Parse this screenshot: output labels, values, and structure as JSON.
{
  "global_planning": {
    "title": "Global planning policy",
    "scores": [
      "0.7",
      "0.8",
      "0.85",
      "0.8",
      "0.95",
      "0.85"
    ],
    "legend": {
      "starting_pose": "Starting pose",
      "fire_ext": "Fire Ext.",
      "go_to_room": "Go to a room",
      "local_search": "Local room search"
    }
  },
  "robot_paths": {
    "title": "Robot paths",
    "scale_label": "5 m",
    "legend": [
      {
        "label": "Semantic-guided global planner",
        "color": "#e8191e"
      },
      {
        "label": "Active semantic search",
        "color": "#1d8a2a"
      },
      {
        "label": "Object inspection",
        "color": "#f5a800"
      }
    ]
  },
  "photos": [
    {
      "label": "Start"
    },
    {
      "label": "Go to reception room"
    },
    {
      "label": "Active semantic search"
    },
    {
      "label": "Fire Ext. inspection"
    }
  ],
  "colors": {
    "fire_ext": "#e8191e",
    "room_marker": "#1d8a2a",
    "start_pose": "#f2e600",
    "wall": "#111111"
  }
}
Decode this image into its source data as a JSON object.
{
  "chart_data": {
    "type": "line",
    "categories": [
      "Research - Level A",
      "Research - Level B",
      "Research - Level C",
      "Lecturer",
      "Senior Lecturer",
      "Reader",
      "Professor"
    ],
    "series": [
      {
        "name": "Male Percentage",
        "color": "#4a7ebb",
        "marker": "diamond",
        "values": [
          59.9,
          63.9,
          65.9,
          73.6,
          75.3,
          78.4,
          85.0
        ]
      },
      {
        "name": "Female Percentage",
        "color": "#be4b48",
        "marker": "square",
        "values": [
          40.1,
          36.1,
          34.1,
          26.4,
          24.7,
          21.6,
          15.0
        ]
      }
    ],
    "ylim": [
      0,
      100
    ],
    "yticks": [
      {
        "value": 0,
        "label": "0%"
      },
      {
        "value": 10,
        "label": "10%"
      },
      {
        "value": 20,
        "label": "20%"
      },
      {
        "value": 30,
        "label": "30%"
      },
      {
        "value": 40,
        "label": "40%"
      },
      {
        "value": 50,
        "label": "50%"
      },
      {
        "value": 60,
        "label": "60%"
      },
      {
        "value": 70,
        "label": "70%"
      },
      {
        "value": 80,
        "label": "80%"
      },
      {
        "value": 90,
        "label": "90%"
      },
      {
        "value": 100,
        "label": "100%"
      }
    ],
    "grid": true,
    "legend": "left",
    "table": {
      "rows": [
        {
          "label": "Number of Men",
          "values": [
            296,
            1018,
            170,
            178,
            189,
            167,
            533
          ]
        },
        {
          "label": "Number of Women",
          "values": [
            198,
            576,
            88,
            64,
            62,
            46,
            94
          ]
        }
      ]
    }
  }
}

▬▬▬▬▬▬▬▬▬▬

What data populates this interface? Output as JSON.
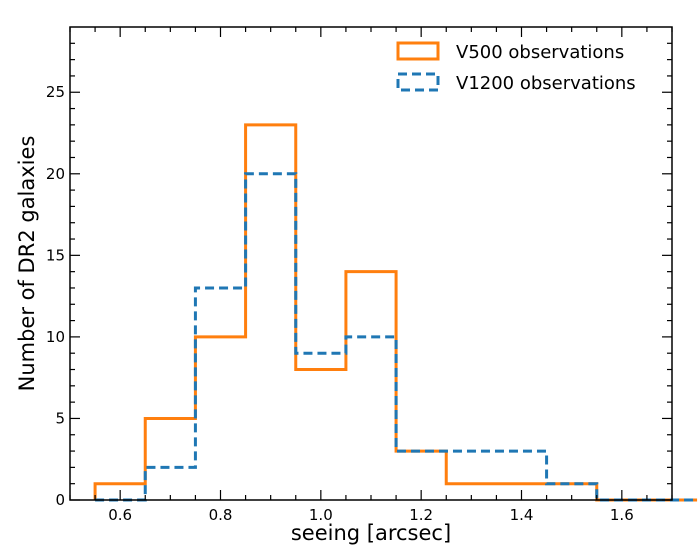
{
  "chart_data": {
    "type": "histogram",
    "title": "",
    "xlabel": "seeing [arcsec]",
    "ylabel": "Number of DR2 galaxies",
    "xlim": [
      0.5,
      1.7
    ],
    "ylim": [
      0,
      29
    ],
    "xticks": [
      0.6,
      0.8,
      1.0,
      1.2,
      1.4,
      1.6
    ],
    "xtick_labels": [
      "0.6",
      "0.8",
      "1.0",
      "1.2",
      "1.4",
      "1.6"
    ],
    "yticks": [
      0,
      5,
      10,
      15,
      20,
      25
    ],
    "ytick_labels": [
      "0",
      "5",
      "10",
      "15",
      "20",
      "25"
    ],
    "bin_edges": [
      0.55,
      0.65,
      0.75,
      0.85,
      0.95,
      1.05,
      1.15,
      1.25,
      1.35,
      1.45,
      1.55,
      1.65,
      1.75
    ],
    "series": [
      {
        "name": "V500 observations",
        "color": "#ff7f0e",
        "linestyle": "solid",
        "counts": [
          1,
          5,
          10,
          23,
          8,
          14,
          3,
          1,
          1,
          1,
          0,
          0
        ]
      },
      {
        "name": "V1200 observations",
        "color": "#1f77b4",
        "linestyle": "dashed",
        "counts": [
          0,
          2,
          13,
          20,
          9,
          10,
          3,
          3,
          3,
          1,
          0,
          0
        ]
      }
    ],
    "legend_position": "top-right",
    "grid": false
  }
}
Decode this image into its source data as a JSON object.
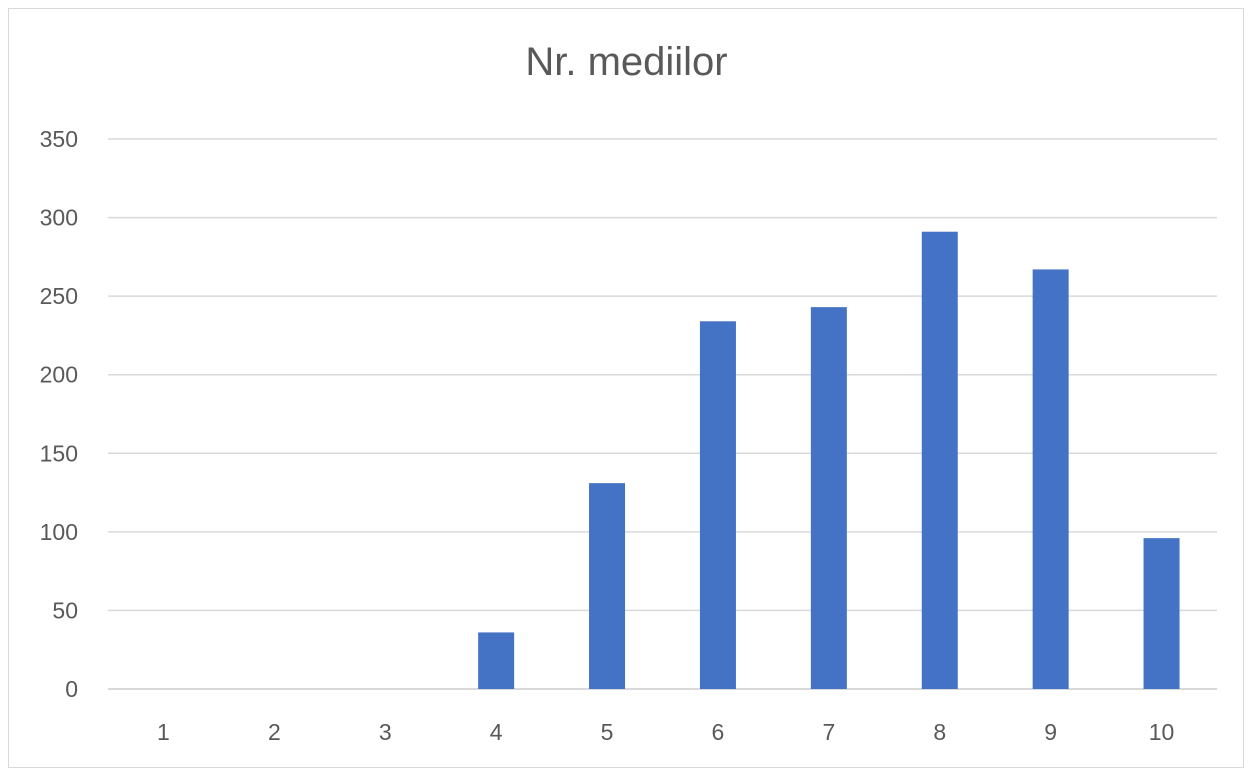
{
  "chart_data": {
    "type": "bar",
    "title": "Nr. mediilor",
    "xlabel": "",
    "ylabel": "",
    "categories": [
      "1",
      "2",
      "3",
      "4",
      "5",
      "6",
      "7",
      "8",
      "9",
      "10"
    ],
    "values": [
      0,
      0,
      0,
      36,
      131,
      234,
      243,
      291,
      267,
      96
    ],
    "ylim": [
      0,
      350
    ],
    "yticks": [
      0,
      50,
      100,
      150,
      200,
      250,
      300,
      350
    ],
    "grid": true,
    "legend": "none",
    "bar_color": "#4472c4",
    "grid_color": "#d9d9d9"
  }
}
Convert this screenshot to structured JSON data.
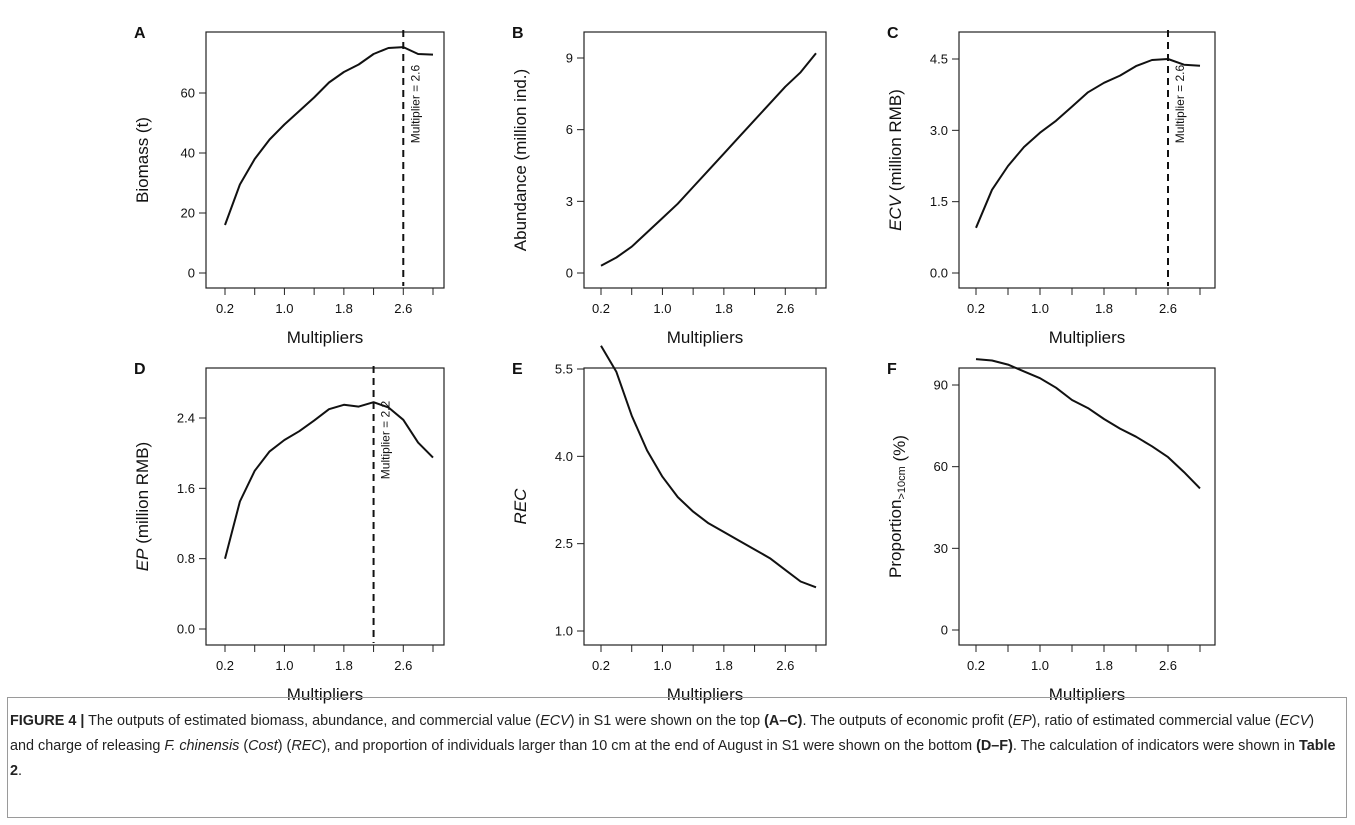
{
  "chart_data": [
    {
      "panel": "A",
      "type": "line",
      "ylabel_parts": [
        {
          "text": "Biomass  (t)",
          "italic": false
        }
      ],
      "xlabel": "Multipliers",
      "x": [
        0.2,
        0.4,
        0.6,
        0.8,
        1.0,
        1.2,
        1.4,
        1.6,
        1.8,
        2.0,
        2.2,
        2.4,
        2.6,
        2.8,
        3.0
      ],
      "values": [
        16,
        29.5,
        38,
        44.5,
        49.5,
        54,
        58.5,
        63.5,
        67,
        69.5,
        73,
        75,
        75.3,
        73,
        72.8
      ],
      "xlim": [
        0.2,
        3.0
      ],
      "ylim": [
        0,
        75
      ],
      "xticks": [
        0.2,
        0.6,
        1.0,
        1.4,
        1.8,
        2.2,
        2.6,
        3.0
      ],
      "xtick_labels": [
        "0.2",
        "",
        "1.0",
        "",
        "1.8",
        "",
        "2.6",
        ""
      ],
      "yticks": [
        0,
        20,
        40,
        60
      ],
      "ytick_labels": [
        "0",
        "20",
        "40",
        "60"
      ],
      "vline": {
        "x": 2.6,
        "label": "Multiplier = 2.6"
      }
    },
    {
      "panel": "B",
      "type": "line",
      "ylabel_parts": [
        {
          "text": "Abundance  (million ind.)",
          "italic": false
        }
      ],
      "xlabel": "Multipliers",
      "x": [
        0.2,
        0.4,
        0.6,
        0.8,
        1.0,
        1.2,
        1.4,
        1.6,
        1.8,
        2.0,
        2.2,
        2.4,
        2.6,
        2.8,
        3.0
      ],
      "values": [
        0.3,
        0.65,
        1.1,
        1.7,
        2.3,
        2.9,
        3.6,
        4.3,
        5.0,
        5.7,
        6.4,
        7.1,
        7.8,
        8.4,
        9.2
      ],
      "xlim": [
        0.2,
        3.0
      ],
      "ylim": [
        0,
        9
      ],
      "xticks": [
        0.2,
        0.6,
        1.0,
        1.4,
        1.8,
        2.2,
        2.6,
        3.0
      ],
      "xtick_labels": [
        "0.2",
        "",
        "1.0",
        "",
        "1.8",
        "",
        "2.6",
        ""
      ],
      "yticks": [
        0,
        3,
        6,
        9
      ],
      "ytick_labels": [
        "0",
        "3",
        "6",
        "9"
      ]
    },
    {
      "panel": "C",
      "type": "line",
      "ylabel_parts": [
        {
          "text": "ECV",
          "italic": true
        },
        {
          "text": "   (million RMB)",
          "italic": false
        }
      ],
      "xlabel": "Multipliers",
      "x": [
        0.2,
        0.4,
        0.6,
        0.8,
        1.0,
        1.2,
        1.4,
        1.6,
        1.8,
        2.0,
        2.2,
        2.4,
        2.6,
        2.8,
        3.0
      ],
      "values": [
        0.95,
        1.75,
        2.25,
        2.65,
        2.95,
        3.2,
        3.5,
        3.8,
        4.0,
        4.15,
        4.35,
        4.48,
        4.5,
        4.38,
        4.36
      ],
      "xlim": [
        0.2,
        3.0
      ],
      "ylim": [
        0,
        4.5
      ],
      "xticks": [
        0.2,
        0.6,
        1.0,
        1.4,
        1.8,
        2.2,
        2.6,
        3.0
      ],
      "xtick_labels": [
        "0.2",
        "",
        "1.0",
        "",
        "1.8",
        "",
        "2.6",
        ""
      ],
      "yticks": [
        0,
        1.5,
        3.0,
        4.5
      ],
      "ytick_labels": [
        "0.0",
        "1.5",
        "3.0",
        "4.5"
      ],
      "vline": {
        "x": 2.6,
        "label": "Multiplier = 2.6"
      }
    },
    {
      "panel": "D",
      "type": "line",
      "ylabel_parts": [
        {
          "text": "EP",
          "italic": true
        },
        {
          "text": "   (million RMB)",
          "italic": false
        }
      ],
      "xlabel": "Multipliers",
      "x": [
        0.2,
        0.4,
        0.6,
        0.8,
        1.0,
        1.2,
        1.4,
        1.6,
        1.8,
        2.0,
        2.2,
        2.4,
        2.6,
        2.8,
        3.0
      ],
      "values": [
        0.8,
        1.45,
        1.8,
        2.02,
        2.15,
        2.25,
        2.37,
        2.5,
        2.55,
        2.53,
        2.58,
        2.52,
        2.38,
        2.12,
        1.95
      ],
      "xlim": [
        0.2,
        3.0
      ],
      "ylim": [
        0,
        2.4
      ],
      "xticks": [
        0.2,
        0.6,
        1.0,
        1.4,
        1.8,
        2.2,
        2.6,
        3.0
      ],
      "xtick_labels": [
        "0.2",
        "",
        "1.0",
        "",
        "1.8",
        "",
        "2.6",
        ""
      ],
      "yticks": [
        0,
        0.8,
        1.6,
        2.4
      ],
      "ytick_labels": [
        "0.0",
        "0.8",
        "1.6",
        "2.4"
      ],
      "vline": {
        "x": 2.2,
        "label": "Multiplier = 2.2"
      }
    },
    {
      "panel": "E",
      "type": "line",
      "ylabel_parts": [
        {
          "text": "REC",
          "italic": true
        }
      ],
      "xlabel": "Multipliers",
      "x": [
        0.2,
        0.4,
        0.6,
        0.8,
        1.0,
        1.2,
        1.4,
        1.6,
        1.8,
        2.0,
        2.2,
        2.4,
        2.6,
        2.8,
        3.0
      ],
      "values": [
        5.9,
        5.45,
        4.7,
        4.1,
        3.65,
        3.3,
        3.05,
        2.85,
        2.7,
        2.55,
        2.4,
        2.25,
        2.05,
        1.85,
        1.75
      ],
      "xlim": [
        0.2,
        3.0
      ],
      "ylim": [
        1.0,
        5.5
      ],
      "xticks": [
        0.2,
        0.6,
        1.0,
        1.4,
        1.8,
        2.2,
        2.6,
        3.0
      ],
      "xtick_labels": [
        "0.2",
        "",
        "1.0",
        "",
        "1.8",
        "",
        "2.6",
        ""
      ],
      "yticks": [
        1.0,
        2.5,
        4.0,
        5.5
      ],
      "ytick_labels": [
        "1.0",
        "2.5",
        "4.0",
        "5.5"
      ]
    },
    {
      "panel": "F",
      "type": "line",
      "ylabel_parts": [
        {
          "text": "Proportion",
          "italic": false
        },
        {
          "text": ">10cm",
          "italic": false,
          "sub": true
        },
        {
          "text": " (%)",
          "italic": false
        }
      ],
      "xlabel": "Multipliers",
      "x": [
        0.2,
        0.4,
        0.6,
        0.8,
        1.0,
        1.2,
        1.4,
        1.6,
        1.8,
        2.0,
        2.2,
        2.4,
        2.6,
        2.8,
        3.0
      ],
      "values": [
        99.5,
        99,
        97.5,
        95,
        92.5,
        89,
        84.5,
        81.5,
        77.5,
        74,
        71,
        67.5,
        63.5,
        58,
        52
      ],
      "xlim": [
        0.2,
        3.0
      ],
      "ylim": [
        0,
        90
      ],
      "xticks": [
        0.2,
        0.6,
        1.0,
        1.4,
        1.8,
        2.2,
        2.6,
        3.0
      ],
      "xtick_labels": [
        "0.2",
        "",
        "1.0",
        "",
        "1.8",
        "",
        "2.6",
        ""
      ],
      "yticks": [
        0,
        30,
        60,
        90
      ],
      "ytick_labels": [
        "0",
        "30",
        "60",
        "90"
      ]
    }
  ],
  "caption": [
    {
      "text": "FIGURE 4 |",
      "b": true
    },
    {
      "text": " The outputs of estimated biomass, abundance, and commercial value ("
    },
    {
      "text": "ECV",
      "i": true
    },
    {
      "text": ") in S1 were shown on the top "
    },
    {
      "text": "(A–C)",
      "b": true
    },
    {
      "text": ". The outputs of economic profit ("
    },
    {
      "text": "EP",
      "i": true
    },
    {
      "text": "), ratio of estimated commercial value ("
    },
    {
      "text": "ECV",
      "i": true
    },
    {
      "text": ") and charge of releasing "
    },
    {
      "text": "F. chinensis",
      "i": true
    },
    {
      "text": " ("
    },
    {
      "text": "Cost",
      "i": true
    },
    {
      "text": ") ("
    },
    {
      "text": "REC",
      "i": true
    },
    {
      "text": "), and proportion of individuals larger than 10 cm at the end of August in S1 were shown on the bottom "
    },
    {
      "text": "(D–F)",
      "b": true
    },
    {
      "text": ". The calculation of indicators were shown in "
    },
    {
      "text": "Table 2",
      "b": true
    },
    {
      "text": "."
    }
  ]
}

▬▬▬▬▬▬▬▬▬▬

## Exercise brief
Identify each line in the records above that contains the word "Percentage", and copy it out in full.

## Full response
        "name": "Male Percentage",
        "name": "Female Percentage",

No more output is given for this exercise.